## Task brief:
Without the pictures, print each of the records below exactly as it appears.

## Recorded data:
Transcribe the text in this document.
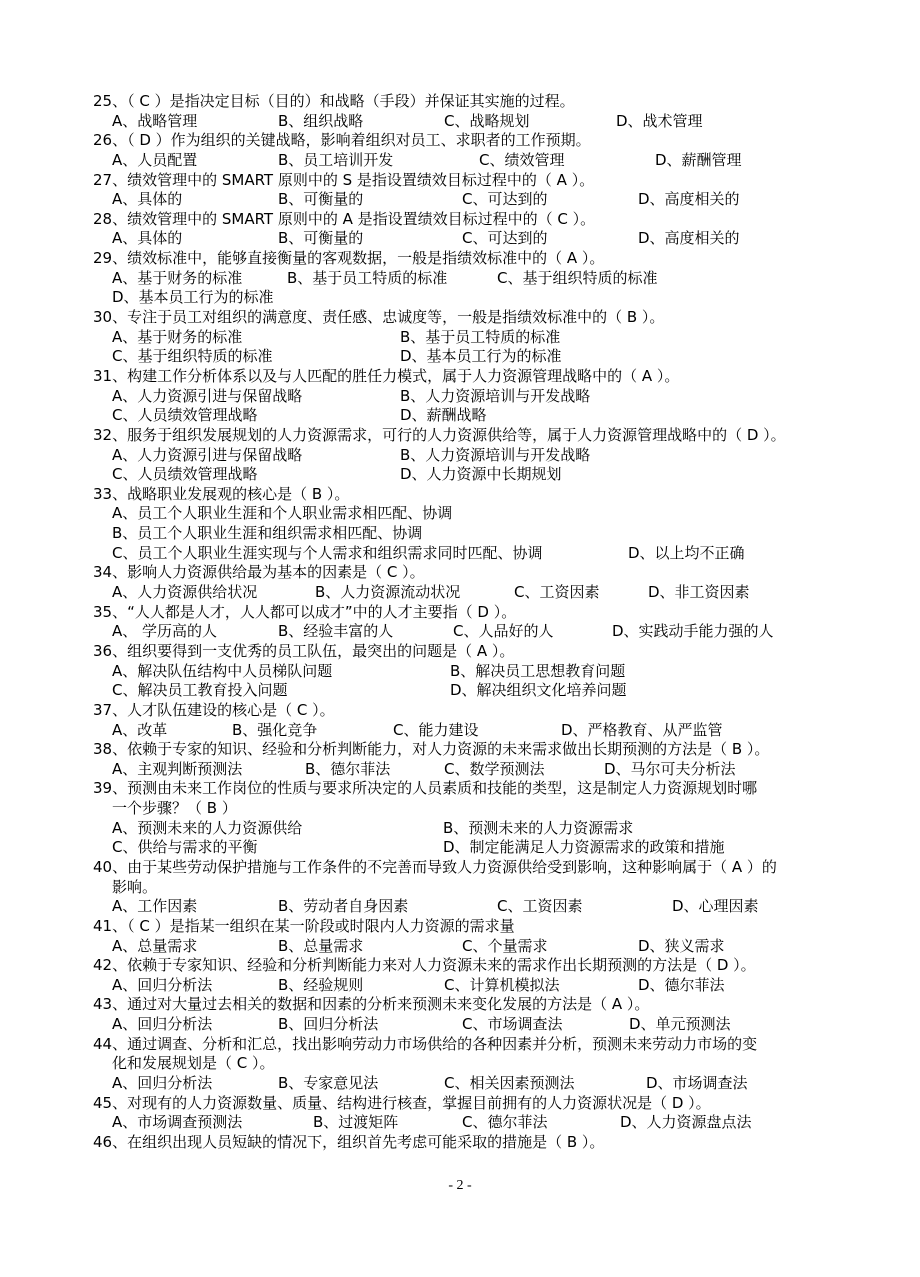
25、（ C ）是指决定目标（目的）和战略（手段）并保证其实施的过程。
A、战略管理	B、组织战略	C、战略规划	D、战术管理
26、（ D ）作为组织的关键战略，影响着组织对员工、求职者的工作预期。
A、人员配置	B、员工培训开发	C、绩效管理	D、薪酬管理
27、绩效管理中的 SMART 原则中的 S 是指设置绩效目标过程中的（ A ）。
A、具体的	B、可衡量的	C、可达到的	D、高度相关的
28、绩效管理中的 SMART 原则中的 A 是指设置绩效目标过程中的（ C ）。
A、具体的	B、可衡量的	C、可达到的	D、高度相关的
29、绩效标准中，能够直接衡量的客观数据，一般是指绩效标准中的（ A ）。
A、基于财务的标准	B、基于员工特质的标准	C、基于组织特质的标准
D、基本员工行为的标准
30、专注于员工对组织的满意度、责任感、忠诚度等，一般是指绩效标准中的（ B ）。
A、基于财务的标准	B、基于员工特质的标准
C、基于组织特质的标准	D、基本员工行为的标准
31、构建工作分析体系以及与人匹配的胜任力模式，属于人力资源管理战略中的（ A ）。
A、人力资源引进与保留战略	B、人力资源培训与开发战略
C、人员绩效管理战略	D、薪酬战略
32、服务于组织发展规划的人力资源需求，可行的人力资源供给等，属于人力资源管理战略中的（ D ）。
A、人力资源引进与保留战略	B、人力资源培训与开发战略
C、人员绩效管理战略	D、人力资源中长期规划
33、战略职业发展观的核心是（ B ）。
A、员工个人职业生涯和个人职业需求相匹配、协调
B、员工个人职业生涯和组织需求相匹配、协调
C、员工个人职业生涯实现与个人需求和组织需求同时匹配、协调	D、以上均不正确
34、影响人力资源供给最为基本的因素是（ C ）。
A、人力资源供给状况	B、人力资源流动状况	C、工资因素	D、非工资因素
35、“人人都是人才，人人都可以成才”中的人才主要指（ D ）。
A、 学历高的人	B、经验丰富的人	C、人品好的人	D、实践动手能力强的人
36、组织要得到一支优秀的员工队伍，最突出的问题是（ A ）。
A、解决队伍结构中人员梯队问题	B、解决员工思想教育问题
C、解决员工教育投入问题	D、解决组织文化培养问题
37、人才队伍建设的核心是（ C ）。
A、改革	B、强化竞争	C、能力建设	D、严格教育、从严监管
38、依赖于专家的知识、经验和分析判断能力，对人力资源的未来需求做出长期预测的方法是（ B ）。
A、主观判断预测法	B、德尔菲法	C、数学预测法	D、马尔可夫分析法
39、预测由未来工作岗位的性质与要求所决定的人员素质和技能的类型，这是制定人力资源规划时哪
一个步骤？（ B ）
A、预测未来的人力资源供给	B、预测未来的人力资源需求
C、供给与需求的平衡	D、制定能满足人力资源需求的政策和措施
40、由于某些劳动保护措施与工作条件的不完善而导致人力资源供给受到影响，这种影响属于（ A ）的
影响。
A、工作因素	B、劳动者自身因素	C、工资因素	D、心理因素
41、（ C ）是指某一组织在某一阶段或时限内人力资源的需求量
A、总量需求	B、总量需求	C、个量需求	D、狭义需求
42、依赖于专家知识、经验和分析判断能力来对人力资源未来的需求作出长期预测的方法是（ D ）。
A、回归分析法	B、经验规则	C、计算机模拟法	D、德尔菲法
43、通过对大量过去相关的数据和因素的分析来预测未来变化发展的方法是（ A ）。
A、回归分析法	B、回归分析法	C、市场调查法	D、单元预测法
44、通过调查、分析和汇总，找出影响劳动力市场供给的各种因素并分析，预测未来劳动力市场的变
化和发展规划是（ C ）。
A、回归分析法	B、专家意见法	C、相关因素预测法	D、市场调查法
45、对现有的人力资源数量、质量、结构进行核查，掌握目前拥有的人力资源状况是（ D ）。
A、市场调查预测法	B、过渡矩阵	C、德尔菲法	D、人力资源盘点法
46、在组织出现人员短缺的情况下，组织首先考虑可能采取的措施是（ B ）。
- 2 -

## Result below:
Transcribe the text in this document.
25、（ C ）是指决定目标（目的）和战略（手段）并保证其实施的过程。
A、战略管理	B、组织战略	C、战略规划	D、战术管理
26、（ D ）作为组织的关键战略，影响着组织对员工、求职者的工作预期。
A、人员配置	B、员工培训开发	C、绩效管理	D、薪酬管理
27、绩效管理中的 SMART 原则中的 S 是指设置绩效目标过程中的（ A ）。
A、具体的	B、可衡量的	C、可达到的	D、高度相关的
28、绩效管理中的 SMART 原则中的 A 是指设置绩效目标过程中的（ C ）。
A、具体的	B、可衡量的	C、可达到的	D、高度相关的
29、绩效标准中，能够直接衡量的客观数据，一般是指绩效标准中的（ A ）。
A、基于财务的标准	B、基于员工特质的标准	C、基于组织特质的标准
D、基本员工行为的标准
30、专注于员工对组织的满意度、责任感、忠诚度等，一般是指绩效标准中的（ B ）。
A、基于财务的标准	B、基于员工特质的标准
C、基于组织特质的标准	D、基本员工行为的标准
31、构建工作分析体系以及与人匹配的胜任力模式，属于人力资源管理战略中的（ A ）。
A、人力资源引进与保留战略	B、人力资源培训与开发战略
C、人员绩效管理战略	D、薪酬战略
32、服务于组织发展规划的人力资源需求，可行的人力资源供给等，属于人力资源管理战略中的（ D ）。
A、人力资源引进与保留战略	B、人力资源培训与开发战略
C、人员绩效管理战略	D、人力资源中长期规划
33、战略职业发展观的核心是（ B ）。
A、员工个人职业生涯和个人职业需求相匹配、协调
B、员工个人职业生涯和组织需求相匹配、协调
C、员工个人职业生涯实现与个人需求和组织需求同时匹配、协调	D、以上均不正确
34、影响人力资源供给最为基本的因素是（ C ）。
A、人力资源供给状况	B、人力资源流动状况	C、工资因素	D、非工资因素
35、“人人都是人才，人人都可以成才”中的人才主要指（ D ）。
A、 学历高的人	B、经验丰富的人	C、人品好的人	D、实践动手能力强的人
36、组织要得到一支优秀的员工队伍，最突出的问题是（ A ）。
A、解决队伍结构中人员梯队问题	B、解决员工思想教育问题
C、解决员工教育投入问题	D、解决组织文化培养问题
37、人才队伍建设的核心是（ C ）。
A、改革	B、强化竞争	C、能力建设	D、严格教育、从严监管
38、依赖于专家的知识、经验和分析判断能力，对人力资源的未来需求做出长期预测的方法是（ B ）。
A、主观判断预测法	B、德尔菲法	C、数学预测法	D、马尔可夫分析法
39、预测由未来工作岗位的性质与要求所决定的人员素质和技能的类型，这是制定人力资源规划时哪
一个步骤？（ B ）
A、预测未来的人力资源供给	B、预测未来的人力资源需求
C、供给与需求的平衡	D、制定能满足人力资源需求的政策和措施
40、由于某些劳动保护措施与工作条件的不完善而导致人力资源供给受到影响，这种影响属于（ A ）的
影响。
A、工作因素	B、劳动者自身因素	C、工资因素	D、心理因素
41、（ C ）是指某一组织在某一阶段或时限内人力资源的需求量
A、总量需求	B、总量需求	C、个量需求	D、狭义需求
42、依赖于专家知识、经验和分析判断能力来对人力资源未来的需求作出长期预测的方法是（ D ）。
A、回归分析法	B、经验规则	C、计算机模拟法	D、德尔菲法
43、通过对大量过去相关的数据和因素的分析来预测未来变化发展的方法是（ A ）。
A、回归分析法	B、回归分析法	C、市场调查法	D、单元预测法
44、通过调查、分析和汇总，找出影响劳动力市场供给的各种因素并分析，预测未来劳动力市场的变
化和发展规划是（ C ）。
A、回归分析法	B、专家意见法	C、相关因素预测法	D、市场调查法
45、对现有的人力资源数量、质量、结构进行核查，掌握目前拥有的人力资源状况是（ D ）。
A、市场调查预测法	B、过渡矩阵	C、德尔菲法	D、人力资源盘点法
46、在组织出现人员短缺的情况下，组织首先考虑可能采取的措施是（ B ）。
- 2 -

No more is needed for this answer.